#### [Aim]
Print the listing that follows, character for character.

━━ Records for this exercise

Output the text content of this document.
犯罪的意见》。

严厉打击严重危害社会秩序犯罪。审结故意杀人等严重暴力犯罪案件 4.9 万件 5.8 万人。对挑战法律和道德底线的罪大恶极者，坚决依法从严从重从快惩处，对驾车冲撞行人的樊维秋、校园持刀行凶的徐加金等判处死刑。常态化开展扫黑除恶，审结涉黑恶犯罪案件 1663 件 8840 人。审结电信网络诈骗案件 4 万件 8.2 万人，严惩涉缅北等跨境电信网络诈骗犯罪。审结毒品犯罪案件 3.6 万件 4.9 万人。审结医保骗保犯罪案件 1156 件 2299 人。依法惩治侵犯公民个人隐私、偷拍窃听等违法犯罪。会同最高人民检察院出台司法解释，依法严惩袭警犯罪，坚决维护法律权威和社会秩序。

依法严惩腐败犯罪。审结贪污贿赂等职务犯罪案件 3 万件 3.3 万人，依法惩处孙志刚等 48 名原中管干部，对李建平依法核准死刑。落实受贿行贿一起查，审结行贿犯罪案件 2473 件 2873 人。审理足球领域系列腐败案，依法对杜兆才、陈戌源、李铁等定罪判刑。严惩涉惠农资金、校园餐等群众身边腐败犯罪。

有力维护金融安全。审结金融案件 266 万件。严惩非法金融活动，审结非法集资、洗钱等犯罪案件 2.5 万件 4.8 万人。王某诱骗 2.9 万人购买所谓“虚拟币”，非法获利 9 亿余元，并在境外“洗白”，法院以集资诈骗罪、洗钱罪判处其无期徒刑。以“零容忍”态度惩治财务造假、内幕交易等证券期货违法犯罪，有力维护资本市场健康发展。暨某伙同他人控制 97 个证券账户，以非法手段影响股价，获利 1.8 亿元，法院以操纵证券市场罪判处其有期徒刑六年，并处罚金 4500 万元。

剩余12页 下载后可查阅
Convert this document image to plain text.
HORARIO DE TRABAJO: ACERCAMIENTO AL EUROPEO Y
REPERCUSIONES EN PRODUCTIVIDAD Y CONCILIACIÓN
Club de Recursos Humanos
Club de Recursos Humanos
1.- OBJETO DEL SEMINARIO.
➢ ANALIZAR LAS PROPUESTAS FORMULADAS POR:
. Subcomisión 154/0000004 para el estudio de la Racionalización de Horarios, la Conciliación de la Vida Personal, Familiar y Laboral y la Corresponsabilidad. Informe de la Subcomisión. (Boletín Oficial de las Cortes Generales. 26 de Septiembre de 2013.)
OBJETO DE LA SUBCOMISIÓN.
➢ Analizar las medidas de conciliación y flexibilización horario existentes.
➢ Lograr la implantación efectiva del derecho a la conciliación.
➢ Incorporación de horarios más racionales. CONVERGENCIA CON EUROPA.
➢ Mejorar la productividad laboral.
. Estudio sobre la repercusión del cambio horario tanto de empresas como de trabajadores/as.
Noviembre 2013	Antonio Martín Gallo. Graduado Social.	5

━━━━

#### [In response]
Output the text content of this document.
犯罪的意见》。

严厉打击严重危害社会秩序犯罪。审结故意杀人等严重暴力犯罪案件 4.9 万件 5.8 万人。对挑战法律和道德底线的罪大恶极者，坚决依法从严从重从快惩处，对驾车冲撞行人的樊维秋、校园持刀行凶的徐加金等判处死刑。常态化开展扫黑除恶，审结涉黑恶犯罪案件 1663 件 8840 人。审结电信网络诈骗案件 4 万件 8.2 万人，严惩涉缅北等跨境电信网络诈骗犯罪。审结毒品犯罪案件 3.6 万件 4.9 万人。审结医保骗保犯罪案件 1156 件 2299 人。依法惩治侵犯公民个人隐私、偷拍窃听等违法犯罪。会同最高人民检察院出台司法解释，依法严惩袭警犯罪，坚决维护法律权威和社会秩序。

依法严惩腐败犯罪。审结贪污贿赂等职务犯罪案件 3 万件 3.3 万人，依法惩处孙志刚等 48 名原中管干部，对李建平依法核准死刑。落实受贿行贿一起查，审结行贿犯罪案件 2473 件 2873 人。审理足球领域系列腐败案，依法对杜兆才、陈戌源、李铁等定罪判刑。严惩涉惠农资金、校园餐等群众身边腐败犯罪。

有力维护金融安全。审结金融案件 266 万件。严惩非法金融活动，审结非法集资、洗钱等犯罪案件 2.5 万件 4.8 万人。王某诱骗 2.9 万人购买所谓“虚拟币”，非法获利 9 亿余元，并在境外“洗白”，法院以集资诈骗罪、洗钱罪判处其无期徒刑。以“零容忍”态度惩治财务造假、内幕交易等证券期货违法犯罪，有力维护资本市场健康发展。暨某伙同他人控制 97 个证券账户，以非法手段影响股价，获利 1.8 亿元，法院以操纵证券市场罪判处其有期徒刑六年，并处罚金 4500 万元。

剩余12页 下载后可查阅
Convert this document image to plain text.
HORARIO DE TRABAJO: ACERCAMIENTO AL EUROPEO Y
REPERCUSIONES EN PRODUCTIVIDAD Y CONCILIACIÓN
Club de Recursos Humanos
Club de Recursos Humanos
1.- OBJETO DEL SEMINARIO.
➢ ANALIZAR LAS PROPUESTAS FORMULADAS POR:
. Subcomisión 154/0000004 para el estudio de la Racionalización de Horarios, la Conciliación de la Vida Personal, Familiar y Laboral y la Corresponsabilidad. Informe de la Subcomisión. (Boletín Oficial de las Cortes Generales. 26 de Septiembre de 2013.)
OBJETO DE LA SUBCOMISIÓN.
➢ Analizar las medidas de conciliación y flexibilización horario existentes.
➢ Lograr la implantación efectiva del derecho a la conciliación.
➢ Incorporación de horarios más racionales. CONVERGENCIA CON EUROPA.
➢ Mejorar la productividad laboral.
. Estudio sobre la repercusión del cambio horario tanto de empresas como de trabajadores/as.
Noviembre 2013	Antonio Martín Gallo. Graduado Social.	5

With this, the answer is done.